Extracted records
*-*-*

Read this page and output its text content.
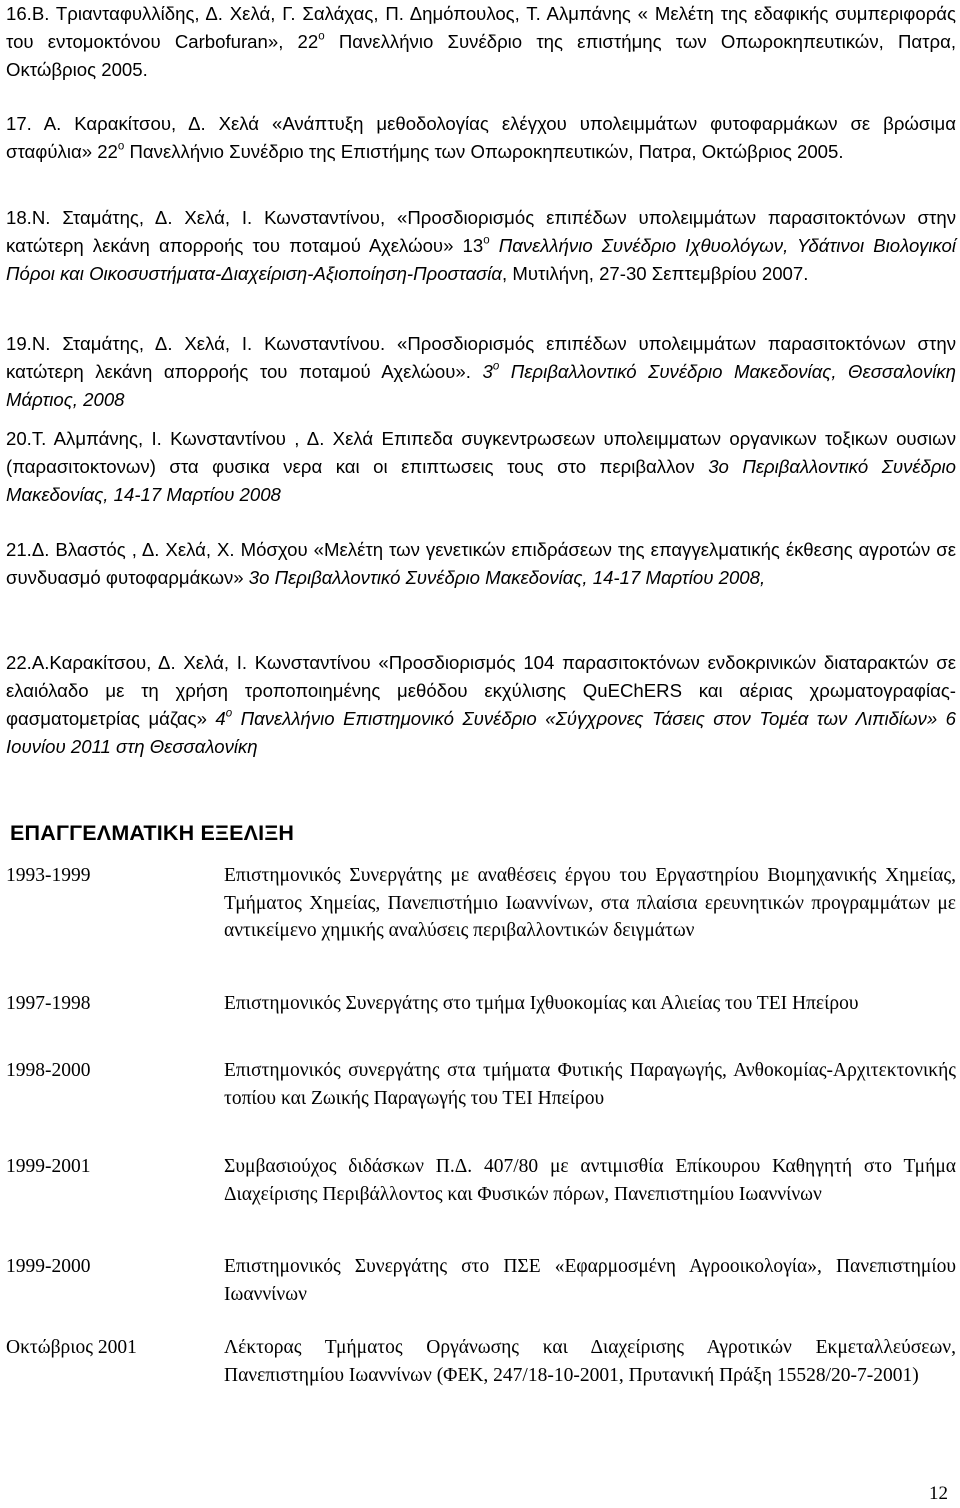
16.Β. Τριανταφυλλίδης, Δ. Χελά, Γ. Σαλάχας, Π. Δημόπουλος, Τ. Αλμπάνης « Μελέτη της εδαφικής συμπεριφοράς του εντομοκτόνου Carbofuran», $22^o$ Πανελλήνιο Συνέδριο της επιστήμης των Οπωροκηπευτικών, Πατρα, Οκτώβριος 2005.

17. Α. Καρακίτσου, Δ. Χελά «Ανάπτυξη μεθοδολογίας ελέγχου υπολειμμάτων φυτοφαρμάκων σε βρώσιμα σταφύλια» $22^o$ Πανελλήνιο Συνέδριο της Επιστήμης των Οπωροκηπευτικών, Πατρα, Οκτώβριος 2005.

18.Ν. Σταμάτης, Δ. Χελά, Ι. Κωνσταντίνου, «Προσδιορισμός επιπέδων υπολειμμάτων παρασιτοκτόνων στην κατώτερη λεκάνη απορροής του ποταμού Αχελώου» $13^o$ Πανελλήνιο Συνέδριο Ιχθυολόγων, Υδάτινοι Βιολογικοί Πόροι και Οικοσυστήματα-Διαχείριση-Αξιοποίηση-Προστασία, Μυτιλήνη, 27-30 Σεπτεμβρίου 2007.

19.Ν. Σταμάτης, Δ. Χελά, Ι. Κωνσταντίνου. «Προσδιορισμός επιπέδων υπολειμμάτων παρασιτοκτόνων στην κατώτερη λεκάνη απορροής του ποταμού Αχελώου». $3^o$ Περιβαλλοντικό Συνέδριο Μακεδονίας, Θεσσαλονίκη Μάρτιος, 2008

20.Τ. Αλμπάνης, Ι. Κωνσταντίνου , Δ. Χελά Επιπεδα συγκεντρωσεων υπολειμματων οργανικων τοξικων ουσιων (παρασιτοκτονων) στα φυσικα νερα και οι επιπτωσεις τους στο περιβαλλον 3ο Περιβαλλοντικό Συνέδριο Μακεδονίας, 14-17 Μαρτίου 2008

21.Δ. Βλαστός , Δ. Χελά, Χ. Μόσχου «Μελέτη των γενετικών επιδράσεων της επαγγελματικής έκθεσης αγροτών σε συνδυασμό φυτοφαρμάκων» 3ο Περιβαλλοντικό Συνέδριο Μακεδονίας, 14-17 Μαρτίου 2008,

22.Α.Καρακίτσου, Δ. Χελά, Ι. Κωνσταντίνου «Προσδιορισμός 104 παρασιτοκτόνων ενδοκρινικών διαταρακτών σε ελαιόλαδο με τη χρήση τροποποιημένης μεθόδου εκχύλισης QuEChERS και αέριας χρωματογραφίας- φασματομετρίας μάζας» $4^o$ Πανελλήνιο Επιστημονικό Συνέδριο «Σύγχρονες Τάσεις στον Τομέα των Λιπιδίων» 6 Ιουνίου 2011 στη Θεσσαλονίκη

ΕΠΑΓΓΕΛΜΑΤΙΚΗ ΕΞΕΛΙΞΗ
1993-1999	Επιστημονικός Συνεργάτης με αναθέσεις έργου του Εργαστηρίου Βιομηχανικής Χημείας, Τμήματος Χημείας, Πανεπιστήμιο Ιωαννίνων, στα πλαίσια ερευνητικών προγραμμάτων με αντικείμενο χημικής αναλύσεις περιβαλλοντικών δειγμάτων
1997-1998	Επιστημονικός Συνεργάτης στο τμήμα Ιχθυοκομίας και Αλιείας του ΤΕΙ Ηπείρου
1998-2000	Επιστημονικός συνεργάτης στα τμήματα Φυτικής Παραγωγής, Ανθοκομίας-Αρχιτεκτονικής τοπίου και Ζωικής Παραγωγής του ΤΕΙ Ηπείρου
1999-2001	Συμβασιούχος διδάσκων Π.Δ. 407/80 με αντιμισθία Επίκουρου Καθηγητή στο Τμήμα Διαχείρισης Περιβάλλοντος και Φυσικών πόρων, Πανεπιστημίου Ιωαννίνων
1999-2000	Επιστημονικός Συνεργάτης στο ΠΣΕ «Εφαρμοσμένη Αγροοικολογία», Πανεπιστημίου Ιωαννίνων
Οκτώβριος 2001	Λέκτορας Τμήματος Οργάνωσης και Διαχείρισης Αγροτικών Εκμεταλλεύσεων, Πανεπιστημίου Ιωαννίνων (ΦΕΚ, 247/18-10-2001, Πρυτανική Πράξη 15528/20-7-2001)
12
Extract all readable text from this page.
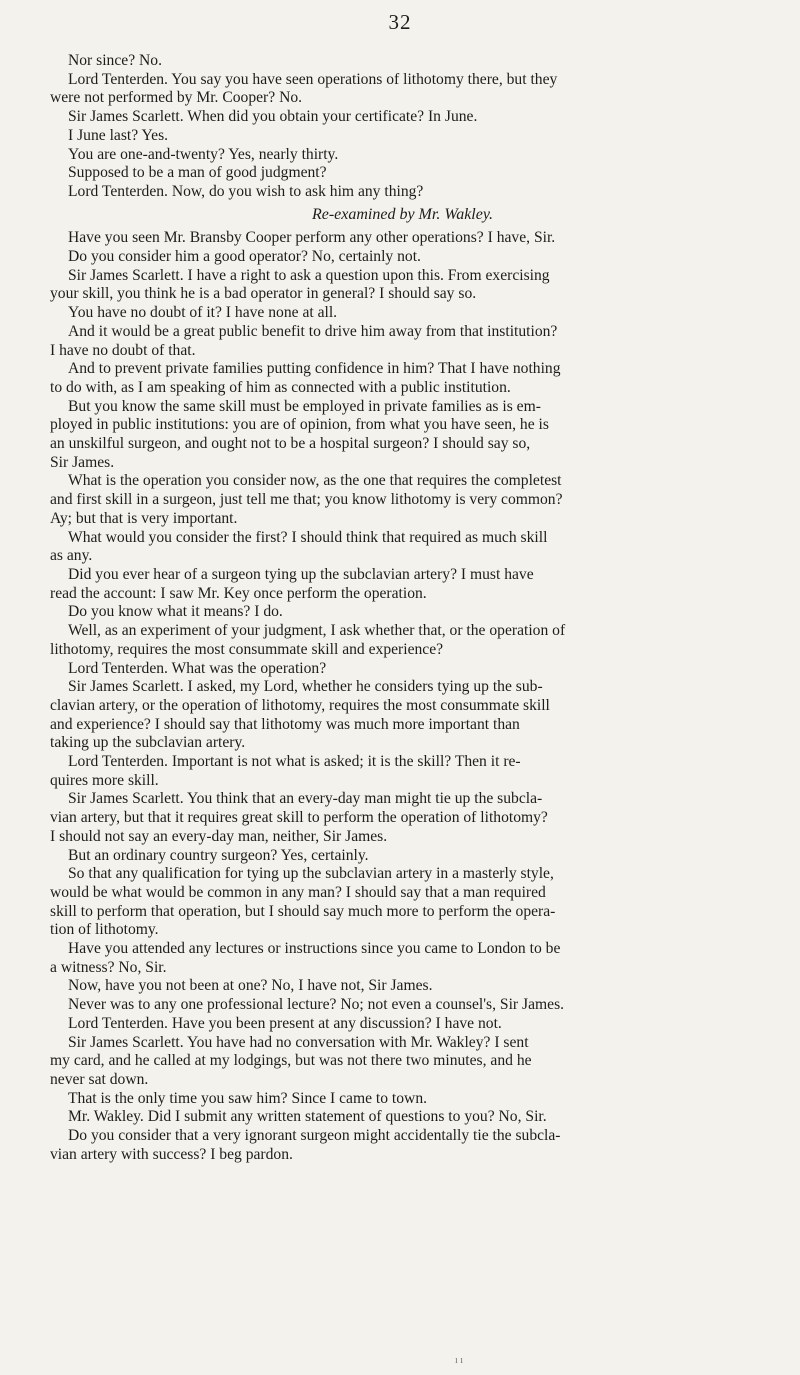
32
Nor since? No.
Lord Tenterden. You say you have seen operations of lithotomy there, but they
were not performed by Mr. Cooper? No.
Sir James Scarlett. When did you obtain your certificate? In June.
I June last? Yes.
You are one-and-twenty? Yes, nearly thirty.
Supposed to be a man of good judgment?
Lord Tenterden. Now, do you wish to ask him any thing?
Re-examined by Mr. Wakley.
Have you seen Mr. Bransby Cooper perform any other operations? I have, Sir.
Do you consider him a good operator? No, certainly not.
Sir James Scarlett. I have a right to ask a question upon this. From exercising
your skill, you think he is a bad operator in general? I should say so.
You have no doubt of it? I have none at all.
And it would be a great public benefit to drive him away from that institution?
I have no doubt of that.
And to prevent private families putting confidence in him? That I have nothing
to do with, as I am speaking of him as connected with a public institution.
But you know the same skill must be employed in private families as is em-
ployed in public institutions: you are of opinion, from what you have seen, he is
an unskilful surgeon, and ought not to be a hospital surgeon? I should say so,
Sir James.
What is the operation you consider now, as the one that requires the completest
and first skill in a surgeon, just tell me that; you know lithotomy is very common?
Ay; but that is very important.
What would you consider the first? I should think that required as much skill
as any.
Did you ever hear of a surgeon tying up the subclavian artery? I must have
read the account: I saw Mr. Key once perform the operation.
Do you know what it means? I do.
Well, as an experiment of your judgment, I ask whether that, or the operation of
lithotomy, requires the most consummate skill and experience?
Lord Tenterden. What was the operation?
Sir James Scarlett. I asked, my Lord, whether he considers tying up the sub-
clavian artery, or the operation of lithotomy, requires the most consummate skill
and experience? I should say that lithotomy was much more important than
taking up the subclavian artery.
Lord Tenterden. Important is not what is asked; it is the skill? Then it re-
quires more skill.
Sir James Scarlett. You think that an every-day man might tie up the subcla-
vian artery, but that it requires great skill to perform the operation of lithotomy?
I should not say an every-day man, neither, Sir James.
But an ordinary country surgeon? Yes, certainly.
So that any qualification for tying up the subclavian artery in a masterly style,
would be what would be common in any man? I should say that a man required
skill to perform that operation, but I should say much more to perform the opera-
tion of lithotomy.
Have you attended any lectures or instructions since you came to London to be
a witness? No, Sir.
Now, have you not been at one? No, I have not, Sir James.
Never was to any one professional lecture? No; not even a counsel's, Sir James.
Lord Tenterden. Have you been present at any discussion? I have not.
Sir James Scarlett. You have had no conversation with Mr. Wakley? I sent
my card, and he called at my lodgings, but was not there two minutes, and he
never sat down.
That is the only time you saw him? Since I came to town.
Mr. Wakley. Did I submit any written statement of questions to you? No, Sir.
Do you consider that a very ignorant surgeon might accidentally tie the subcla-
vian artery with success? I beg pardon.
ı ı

*-*-*

Request >> The records above are to be reproduced exactly; the pictures are to be left out.

Task output >>
Read this page and output its text content.
16.Β. Τριανταφυλλίδης, Δ. Χελά, Γ. Σαλάχας, Π. Δημόπουλος, Τ. Αλμπάνης « Μελέτη της εδαφικής συμπεριφοράς του εντομοκτόνου Carbofuran», $22^o$ Πανελλήνιο Συνέδριο της επιστήμης των Οπωροκηπευτικών, Πατρα, Οκτώβριος 2005.

17. Α. Καρακίτσου, Δ. Χελά «Ανάπτυξη μεθοδολογίας ελέγχου υπολειμμάτων φυτοφαρμάκων σε βρώσιμα σταφύλια» $22^o$ Πανελλήνιο Συνέδριο της Επιστήμης των Οπωροκηπευτικών, Πατρα, Οκτώβριος 2005.

18.Ν. Σταμάτης, Δ. Χελά, Ι. Κωνσταντίνου, «Προσδιορισμός επιπέδων υπολειμμάτων παρασιτοκτόνων στην κατώτερη λεκάνη απορροής του ποταμού Αχελώου» $13^o$ Πανελλήνιο Συνέδριο Ιχθυολόγων, Υδάτινοι Βιολογικοί Πόροι και Οικοσυστήματα-Διαχείριση-Αξιοποίηση-Προστασία, Μυτιλήνη, 27-30 Σεπτεμβρίου 2007.

19.Ν. Σταμάτης, Δ. Χελά, Ι. Κωνσταντίνου. «Προσδιορισμός επιπέδων υπολειμμάτων παρασιτοκτόνων στην κατώτερη λεκάνη απορροής του ποταμού Αχελώου». $3^o$ Περιβαλλοντικό Συνέδριο Μακεδονίας, Θεσσαλονίκη Μάρτιος, 2008

20.Τ. Αλμπάνης, Ι. Κωνσταντίνου , Δ. Χελά Επιπεδα συγκεντρωσεων υπολειμματων οργανικων τοξικων ουσιων (παρασιτοκτονων) στα φυσικα νερα και οι επιπτωσεις τους στο περιβαλλον 3ο Περιβαλλοντικό Συνέδριο Μακεδονίας, 14-17 Μαρτίου 2008

21.Δ. Βλαστός , Δ. Χελά, Χ. Μόσχου «Μελέτη των γενετικών επιδράσεων της επαγγελματικής έκθεσης αγροτών σε συνδυασμό φυτοφαρμάκων» 3ο Περιβαλλοντικό Συνέδριο Μακεδονίας, 14-17 Μαρτίου 2008,

22.Α.Καρακίτσου, Δ. Χελά, Ι. Κωνσταντίνου «Προσδιορισμός 104 παρασιτοκτόνων ενδοκρινικών διαταρακτών σε ελαιόλαδο με τη χρήση τροποποιημένης μεθόδου εκχύλισης QuEChERS και αέριας χρωματογραφίας- φασματομετρίας μάζας» $4^o$ Πανελλήνιο Επιστημονικό Συνέδριο «Σύγχρονες Τάσεις στον Τομέα των Λιπιδίων» 6 Ιουνίου 2011 στη Θεσσαλονίκη

ΕΠΑΓΓΕΛΜΑΤΙΚΗ ΕΞΕΛΙΞΗ
1993-1999	Επιστημονικός Συνεργάτης με αναθέσεις έργου του Εργαστηρίου Βιομηχανικής Χημείας, Τμήματος Χημείας, Πανεπιστήμιο Ιωαννίνων, στα πλαίσια ερευνητικών προγραμμάτων με αντικείμενο χημικής αναλύσεις περιβαλλοντικών δειγμάτων
1997-1998	Επιστημονικός Συνεργάτης στο τμήμα Ιχθυοκομίας και Αλιείας του ΤΕΙ Ηπείρου
1998-2000	Επιστημονικός συνεργάτης στα τμήματα Φυτικής Παραγωγής, Ανθοκομίας-Αρχιτεκτονικής τοπίου και Ζωικής Παραγωγής του ΤΕΙ Ηπείρου
1999-2001	Συμβασιούχος διδάσκων Π.Δ. 407/80 με αντιμισθία Επίκουρου Καθηγητή στο Τμήμα Διαχείρισης Περιβάλλοντος και Φυσικών πόρων, Πανεπιστημίου Ιωαννίνων
1999-2000	Επιστημονικός Συνεργάτης στο ΠΣΕ «Εφαρμοσμένη Αγροοικολογία», Πανεπιστημίου Ιωαννίνων
Οκτώβριος 2001	Λέκτορας Τμήματος Οργάνωσης και Διαχείρισης Αγροτικών Εκμεταλλεύσεων, Πανεπιστημίου Ιωαννίνων (ΦΕΚ, 247/18-10-2001, Πρυτανική Πράξη 15528/20-7-2001)
12
Extract all readable text from this page.
32
Nor since? No.
Lord Tenterden. You say you have seen operations of lithotomy there, but they
were not performed by Mr. Cooper? No.
Sir James Scarlett. When did you obtain your certificate? In June.
I June last? Yes.
You are one-and-twenty? Yes, nearly thirty.
Supposed to be a man of good judgment?
Lord Tenterden. Now, do you wish to ask him any thing?
Re-examined by Mr. Wakley.
Have you seen Mr. Bransby Cooper perform any other operations? I have, Sir.
Do you consider him a good operator? No, certainly not.
Sir James Scarlett. I have a right to ask a question upon this. From exercising
your skill, you think he is a bad operator in general? I should say so.
You have no doubt of it? I have none at all.
And it would be a great public benefit to drive him away from that institution?
I have no doubt of that.
And to prevent private families putting confidence in him? That I have nothing
to do with, as I am speaking of him as connected with a public institution.
But you know the same skill must be employed in private families as is em-
ployed in public institutions: you are of opinion, from what you have seen, he is
an unskilful surgeon, and ought not to be a hospital surgeon? I should say so,
Sir James.
What is the operation you consider now, as the one that requires the completest
and first skill in a surgeon, just tell me that; you know lithotomy is very common?
Ay; but that is very important.
What would you consider the first? I should think that required as much skill
as any.
Did you ever hear of a surgeon tying up the subclavian artery? I must have
read the account: I saw Mr. Key once perform the operation.
Do you know what it means? I do.
Well, as an experiment of your judgment, I ask whether that, or the operation of
lithotomy, requires the most consummate skill and experience?
Lord Tenterden. What was the operation?
Sir James Scarlett. I asked, my Lord, whether he considers tying up the sub-
clavian artery, or the operation of lithotomy, requires the most consummate skill
and experience? I should say that lithotomy was much more important than
taking up the subclavian artery.
Lord Tenterden. Important is not what is asked; it is the skill? Then it re-
quires more skill.
Sir James Scarlett. You think that an every-day man might tie up the subcla-
vian artery, but that it requires great skill to perform the operation of lithotomy?
I should not say an every-day man, neither, Sir James.
But an ordinary country surgeon? Yes, certainly.
So that any qualification for tying up the subclavian artery in a masterly style,
would be what would be common in any man? I should say that a man required
skill to perform that operation, but I should say much more to perform the opera-
tion of lithotomy.
Have you attended any lectures or instructions since you came to London to be
a witness? No, Sir.
Now, have you not been at one? No, I have not, Sir James.
Never was to any one professional lecture? No; not even a counsel's, Sir James.
Lord Tenterden. Have you been present at any discussion? I have not.
Sir James Scarlett. You have had no conversation with Mr. Wakley? I sent
my card, and he called at my lodgings, but was not there two minutes, and he
never sat down.
That is the only time you saw him? Since I came to town.
Mr. Wakley. Did I submit any written statement of questions to you? No, Sir.
Do you consider that a very ignorant surgeon might accidentally tie the subcla-
vian artery with success? I beg pardon.
ı ı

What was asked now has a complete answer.